_TEXT EXCERPT:_
Editor’s note: this post originally appeared on the author’s own West Side Action blog.
Last night was the first Public Advisory Committee (PAC) meeting for the Carling Avenue reconstruction project from the O-Train to Bronson Avenue. Scheduled for 2011, its for a complete rebuild of the street: new sewers, water mains, dozens of cable and gas pipes, curbs, sidewalks, lighting…everything.
The handout emphasized the following priorities in this order: pedestrian, cycling, transit, vehicle. Of course, the the Technical Adisory Committee (TAC) had first whack at the project and they specified two through lanes in each direction, a bus lane, a cycling lane,very generous turn lanes, etc etc all of which exceeds the available right of way. Now, which elements do we guess might get dropped? No points for the correct answer: car lanes, bus lane, bike lane if room, “2m sidewalk (where feasible)”. So much for ped priority. And for streetscaping … to be added in at the end on the leftover spaces.
So, I spent the evening in pleasant dialogue with the city planner and his consultants, educating them as to local pedestrian desire lines, questioning them on traffic volume assumptions, and suggesting the ideal Carling-Avenue-according-to-Eric plan.
These discussions can have fun elements. I pointed out the out drainage outlet for Dow’s Great Swamp BEFORE the Rideau Canal was built and the dam built to create Dow’s Lake, as it crosses Carling Ave it will present a “soft” layer of surficial geology (you can trace all through the neighborhood, its location revealled by the map and along the streets by the tilting houses on unstable foundations). I also pointed out the very busy Tim Horton’s located on that strip, one which they (and many neighbours) are unaware.
Some agreements come easily: get rid of the acceleration or merge lanes at Carling EB at Preston, and Carling WB at Booth. This will also reduce the pedestrian crossing distances.

_WHAT TO WORK ON:_
A – Reproduce the Carling Avenue post word for word, starting with "The handout emphasized" and going on through "ideal Carling-Avenue-according-to-Eric plan.".
B – Write out the entries below word for word, starting with the first line of the entries and going on through the line with "point (113, 646, 123, 656)". Include both of those lines.

_DATA LINES:_
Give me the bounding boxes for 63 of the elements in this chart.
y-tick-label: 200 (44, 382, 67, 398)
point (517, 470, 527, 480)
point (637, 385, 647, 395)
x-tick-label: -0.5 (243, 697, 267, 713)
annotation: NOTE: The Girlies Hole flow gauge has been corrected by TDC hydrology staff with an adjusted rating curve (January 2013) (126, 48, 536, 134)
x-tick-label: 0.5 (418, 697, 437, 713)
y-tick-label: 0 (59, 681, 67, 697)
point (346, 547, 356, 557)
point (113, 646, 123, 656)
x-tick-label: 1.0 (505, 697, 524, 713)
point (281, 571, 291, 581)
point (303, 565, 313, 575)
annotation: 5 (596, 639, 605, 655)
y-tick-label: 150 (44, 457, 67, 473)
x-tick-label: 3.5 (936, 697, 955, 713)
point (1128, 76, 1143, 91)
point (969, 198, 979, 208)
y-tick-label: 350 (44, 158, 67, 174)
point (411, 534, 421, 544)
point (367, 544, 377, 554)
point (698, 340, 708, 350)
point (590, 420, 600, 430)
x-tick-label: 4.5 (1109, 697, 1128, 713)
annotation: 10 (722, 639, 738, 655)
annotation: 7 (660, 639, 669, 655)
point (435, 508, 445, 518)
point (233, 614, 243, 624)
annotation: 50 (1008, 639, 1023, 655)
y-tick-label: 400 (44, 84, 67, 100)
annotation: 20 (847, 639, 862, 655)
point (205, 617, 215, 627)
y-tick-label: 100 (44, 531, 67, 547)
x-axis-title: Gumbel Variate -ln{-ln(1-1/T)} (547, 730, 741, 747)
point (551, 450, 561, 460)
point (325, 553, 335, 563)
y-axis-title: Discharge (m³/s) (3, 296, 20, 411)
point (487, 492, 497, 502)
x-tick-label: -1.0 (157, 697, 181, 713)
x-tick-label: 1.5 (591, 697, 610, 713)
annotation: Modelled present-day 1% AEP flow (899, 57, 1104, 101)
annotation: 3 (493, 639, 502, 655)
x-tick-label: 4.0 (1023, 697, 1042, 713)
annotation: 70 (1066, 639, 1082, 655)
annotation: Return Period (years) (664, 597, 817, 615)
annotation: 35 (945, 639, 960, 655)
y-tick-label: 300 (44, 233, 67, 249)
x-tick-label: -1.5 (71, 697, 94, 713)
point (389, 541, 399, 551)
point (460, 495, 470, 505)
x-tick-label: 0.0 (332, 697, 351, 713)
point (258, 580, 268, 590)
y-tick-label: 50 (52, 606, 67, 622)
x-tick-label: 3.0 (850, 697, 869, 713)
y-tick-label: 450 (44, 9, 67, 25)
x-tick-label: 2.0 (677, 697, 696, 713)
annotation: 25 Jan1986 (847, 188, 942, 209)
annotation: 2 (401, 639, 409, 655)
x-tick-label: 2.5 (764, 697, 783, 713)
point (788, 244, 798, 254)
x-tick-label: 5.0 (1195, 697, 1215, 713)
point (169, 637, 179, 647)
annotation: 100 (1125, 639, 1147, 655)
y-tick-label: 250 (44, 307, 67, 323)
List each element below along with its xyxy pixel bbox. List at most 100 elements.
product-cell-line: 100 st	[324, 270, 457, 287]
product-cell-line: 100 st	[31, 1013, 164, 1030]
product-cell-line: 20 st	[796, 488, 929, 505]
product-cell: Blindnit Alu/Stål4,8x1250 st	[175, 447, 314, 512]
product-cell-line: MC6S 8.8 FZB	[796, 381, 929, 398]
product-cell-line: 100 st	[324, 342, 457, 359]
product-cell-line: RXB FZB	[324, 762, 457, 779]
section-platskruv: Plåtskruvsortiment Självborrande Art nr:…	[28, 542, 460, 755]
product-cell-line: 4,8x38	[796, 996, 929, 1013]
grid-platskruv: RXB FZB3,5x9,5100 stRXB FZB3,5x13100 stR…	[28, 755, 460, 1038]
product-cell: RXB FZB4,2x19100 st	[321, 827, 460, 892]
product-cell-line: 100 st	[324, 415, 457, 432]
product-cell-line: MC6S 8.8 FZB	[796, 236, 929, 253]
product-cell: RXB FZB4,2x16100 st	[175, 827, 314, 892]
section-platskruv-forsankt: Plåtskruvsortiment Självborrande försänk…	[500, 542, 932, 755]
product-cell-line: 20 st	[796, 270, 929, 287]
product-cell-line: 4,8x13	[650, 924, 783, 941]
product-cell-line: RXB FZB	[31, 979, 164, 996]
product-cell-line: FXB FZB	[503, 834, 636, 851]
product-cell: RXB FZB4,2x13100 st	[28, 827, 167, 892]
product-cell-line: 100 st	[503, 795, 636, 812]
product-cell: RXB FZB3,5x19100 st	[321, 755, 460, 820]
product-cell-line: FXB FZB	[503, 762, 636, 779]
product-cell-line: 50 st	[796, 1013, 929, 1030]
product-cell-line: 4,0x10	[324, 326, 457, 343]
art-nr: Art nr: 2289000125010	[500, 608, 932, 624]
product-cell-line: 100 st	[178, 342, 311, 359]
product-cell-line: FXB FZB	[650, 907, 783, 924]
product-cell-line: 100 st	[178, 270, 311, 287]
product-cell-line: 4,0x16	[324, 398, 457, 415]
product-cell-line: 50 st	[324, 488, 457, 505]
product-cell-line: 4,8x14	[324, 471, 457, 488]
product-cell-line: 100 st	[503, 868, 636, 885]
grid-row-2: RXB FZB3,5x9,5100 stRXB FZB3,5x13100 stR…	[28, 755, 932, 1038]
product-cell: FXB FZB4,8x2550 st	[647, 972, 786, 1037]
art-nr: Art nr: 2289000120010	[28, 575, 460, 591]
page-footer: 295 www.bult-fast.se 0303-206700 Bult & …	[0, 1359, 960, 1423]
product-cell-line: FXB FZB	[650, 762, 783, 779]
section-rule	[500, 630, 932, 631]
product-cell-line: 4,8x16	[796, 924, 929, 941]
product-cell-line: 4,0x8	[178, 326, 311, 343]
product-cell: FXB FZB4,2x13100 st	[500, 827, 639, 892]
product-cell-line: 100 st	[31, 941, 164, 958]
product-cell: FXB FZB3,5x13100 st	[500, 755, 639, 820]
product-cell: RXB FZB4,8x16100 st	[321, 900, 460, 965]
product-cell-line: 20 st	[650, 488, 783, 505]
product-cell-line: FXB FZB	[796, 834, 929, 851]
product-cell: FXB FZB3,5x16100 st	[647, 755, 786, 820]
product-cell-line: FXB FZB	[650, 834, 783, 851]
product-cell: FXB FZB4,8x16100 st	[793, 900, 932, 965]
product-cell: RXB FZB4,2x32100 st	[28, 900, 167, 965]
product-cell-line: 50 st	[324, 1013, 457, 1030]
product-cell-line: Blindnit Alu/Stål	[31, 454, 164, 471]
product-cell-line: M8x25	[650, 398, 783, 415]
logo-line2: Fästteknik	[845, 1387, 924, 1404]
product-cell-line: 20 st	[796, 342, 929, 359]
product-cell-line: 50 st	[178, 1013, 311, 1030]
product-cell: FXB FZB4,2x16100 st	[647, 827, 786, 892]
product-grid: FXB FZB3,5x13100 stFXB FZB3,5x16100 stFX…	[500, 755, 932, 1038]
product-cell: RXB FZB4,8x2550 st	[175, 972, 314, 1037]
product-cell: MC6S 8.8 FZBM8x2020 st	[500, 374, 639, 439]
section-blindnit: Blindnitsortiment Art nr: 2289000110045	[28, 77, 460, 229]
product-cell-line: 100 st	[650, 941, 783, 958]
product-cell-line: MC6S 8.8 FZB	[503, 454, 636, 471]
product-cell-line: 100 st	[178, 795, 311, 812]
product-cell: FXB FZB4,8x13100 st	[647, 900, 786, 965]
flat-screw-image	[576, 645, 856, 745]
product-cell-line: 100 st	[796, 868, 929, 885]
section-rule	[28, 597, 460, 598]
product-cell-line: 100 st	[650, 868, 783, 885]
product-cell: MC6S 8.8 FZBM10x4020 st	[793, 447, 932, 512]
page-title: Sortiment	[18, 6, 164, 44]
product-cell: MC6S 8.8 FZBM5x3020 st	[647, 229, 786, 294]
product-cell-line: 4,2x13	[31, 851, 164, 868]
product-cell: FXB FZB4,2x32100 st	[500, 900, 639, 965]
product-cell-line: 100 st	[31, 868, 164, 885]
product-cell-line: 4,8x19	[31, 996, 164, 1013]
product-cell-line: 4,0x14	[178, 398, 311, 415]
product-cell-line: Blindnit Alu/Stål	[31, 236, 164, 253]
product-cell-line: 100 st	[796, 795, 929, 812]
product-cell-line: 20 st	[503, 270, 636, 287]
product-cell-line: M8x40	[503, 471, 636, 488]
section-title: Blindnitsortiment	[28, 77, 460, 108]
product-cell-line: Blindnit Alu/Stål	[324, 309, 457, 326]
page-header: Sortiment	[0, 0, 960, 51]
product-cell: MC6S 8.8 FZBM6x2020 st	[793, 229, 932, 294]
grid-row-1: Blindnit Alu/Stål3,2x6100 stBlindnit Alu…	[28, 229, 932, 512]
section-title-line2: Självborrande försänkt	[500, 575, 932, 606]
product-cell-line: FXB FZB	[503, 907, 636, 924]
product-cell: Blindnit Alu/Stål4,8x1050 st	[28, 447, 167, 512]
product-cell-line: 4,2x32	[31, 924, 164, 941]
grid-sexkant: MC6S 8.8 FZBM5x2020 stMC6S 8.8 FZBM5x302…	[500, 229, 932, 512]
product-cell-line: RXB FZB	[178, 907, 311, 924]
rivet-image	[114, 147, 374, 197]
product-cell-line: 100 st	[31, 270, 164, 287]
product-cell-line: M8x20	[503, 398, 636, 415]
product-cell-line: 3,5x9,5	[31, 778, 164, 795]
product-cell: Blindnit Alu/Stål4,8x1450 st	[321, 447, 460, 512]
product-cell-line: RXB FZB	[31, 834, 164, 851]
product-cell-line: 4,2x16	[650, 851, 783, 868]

_SOLUTIONS TO THE EXERCISE:_
A –
The handout emphasized the following priorities in this order: pedestrian, cycling, transit, vehicle. Of course, the the Technical Adisory Committee (TAC) had first whack at the project and they specified two through lanes in each direction, a bus lane, a cycling lane,very generous turn lanes, etc etc all of which exceeds the available right of way. Now, which elements do we guess might get dropped? No points for the correct answer: car lanes, bus lane, bike lane if room, “2m sidewalk (where feasible)”. So much for ped priority. And for streetscaping … to be added in at the end on the leftover spaces.
So, I spent the evening in pleasant dialogue with the city planner and his consultants, educating them as to local pedestrian desire lines, questioning them on traffic volume assumptions, and suggesting the ideal Carling-Avenue-according-to-Eric plan.

B –
Give me the bounding boxes for 63 of the elements in this chart.
y-tick-label: 200 (44, 382, 67, 398)
point (517, 470, 527, 480)
point (637, 385, 647, 395)
x-tick-label: -0.5 (243, 697, 267, 713)
annotation: NOTE: The Girlies Hole flow gauge has been corrected by TDC hydrology staff with an adjusted rating curve (January 2013) (126, 48, 536, 134)
x-tick-label: 0.5 (418, 697, 437, 713)
y-tick-label: 0 (59, 681, 67, 697)
point (346, 547, 356, 557)
point (113, 646, 123, 656)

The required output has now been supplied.